━━━━━ DATA SECTION

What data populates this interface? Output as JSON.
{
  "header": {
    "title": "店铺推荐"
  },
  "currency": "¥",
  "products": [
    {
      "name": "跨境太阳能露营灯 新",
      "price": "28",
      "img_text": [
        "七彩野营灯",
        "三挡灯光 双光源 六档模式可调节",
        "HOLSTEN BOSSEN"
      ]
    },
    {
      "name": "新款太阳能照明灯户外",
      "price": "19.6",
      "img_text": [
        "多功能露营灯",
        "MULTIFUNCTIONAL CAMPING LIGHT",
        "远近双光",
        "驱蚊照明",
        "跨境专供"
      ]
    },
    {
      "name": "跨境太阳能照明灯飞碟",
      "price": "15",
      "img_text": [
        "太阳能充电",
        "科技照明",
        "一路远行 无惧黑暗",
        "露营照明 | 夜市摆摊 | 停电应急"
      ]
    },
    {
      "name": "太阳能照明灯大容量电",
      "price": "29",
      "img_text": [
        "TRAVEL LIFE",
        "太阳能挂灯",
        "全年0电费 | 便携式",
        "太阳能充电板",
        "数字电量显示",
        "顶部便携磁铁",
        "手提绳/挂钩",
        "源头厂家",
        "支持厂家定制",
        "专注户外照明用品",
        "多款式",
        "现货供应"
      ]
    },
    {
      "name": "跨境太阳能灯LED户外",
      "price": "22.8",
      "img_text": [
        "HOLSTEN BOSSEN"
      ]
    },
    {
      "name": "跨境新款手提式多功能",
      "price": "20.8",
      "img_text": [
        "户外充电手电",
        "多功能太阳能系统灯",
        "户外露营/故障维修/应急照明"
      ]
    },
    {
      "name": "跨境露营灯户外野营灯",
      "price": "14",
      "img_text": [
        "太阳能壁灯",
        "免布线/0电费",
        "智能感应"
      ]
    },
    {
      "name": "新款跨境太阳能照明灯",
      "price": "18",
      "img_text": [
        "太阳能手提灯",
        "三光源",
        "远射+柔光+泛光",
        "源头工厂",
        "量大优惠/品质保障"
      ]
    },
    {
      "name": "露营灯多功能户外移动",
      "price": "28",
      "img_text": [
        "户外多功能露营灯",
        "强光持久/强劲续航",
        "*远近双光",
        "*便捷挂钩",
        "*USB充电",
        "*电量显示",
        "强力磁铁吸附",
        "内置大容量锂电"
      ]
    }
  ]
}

━━━━━━━━━━

EXERCISE OBJECTIVE:
Pull out all lines from the entries above in which the word "price" appears.

EXPECTED ANSWER:
      "price": "28",
      "price": "19.6",
      "price": "15",
      "price": "29",
      "price": "22.8",
      "price": "20.8",
      "price": "14",
      "price": "18",
      "price": "28",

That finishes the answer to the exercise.